→ STATED PROBLEM
Your task is to repeat the entries exactly. Leave the pictures out.

→ INPUT FOR THIS TASK
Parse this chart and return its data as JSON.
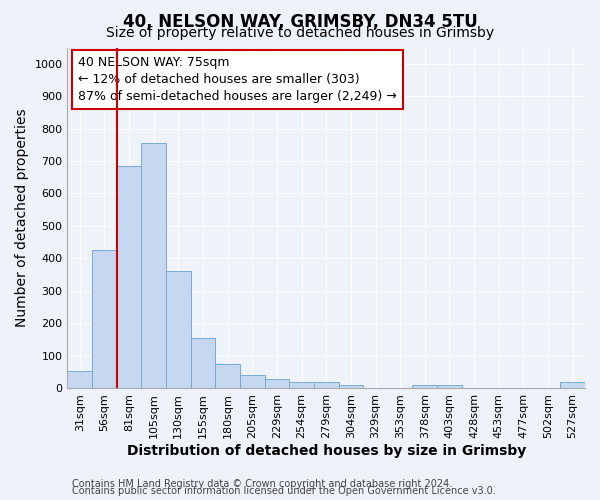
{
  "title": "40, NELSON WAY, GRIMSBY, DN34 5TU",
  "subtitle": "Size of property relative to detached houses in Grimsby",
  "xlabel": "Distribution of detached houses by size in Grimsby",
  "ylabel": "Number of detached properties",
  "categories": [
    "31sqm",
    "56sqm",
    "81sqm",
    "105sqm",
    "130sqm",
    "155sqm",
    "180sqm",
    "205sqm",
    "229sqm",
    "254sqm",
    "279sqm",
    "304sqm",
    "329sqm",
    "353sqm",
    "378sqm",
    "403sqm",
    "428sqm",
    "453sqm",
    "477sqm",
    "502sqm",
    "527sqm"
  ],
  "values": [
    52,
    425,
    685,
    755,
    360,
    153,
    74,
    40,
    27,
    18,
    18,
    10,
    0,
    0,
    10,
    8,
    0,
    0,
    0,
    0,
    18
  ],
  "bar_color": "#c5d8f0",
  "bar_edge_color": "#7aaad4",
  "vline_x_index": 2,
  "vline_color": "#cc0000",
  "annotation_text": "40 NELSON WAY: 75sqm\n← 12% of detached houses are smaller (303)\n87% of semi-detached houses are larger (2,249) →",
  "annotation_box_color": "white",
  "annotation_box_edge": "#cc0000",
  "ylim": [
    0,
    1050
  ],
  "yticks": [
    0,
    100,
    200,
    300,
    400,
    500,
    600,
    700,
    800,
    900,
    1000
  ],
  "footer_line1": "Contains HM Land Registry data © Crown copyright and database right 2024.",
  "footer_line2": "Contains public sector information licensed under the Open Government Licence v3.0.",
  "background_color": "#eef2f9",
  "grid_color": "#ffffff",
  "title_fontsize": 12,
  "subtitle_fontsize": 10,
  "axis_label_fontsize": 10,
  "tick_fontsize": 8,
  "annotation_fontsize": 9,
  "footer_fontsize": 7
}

→ SOLUTION FOR THIS TASK
Parse this chart and return its data as JSON.
{
  "title": "40, NELSON WAY, GRIMSBY, DN34 5TU",
  "subtitle": "Size of property relative to detached houses in Grimsby",
  "xlabel": "Distribution of detached houses by size in Grimsby",
  "ylabel": "Number of detached properties",
  "categories": [
    "31sqm",
    "56sqm",
    "81sqm",
    "105sqm",
    "130sqm",
    "155sqm",
    "180sqm",
    "205sqm",
    "229sqm",
    "254sqm",
    "279sqm",
    "304sqm",
    "329sqm",
    "353sqm",
    "378sqm",
    "403sqm",
    "428sqm",
    "453sqm",
    "477sqm",
    "502sqm",
    "527sqm"
  ],
  "values": [
    52,
    425,
    685,
    755,
    360,
    153,
    74,
    40,
    27,
    18,
    18,
    10,
    0,
    0,
    10,
    8,
    0,
    0,
    0,
    0,
    18
  ],
  "bar_color": "#c5d8f0",
  "bar_edge_color": "#7aaad4",
  "vline_x_index": 2,
  "vline_color": "#cc0000",
  "annotation_text": "40 NELSON WAY: 75sqm\n← 12% of detached houses are smaller (303)\n87% of semi-detached houses are larger (2,249) →",
  "annotation_box_color": "white",
  "annotation_box_edge": "#cc0000",
  "ylim": [
    0,
    1050
  ],
  "yticks": [
    0,
    100,
    200,
    300,
    400,
    500,
    600,
    700,
    800,
    900,
    1000
  ],
  "footer_line1": "Contains HM Land Registry data © Crown copyright and database right 2024.",
  "footer_line2": "Contains public sector information licensed under the Open Government Licence v3.0.",
  "background_color": "#eef2f9",
  "grid_color": "#ffffff",
  "title_fontsize": 12,
  "subtitle_fontsize": 10,
  "axis_label_fontsize": 10,
  "tick_fontsize": 8,
  "annotation_fontsize": 9,
  "footer_fontsize": 7
}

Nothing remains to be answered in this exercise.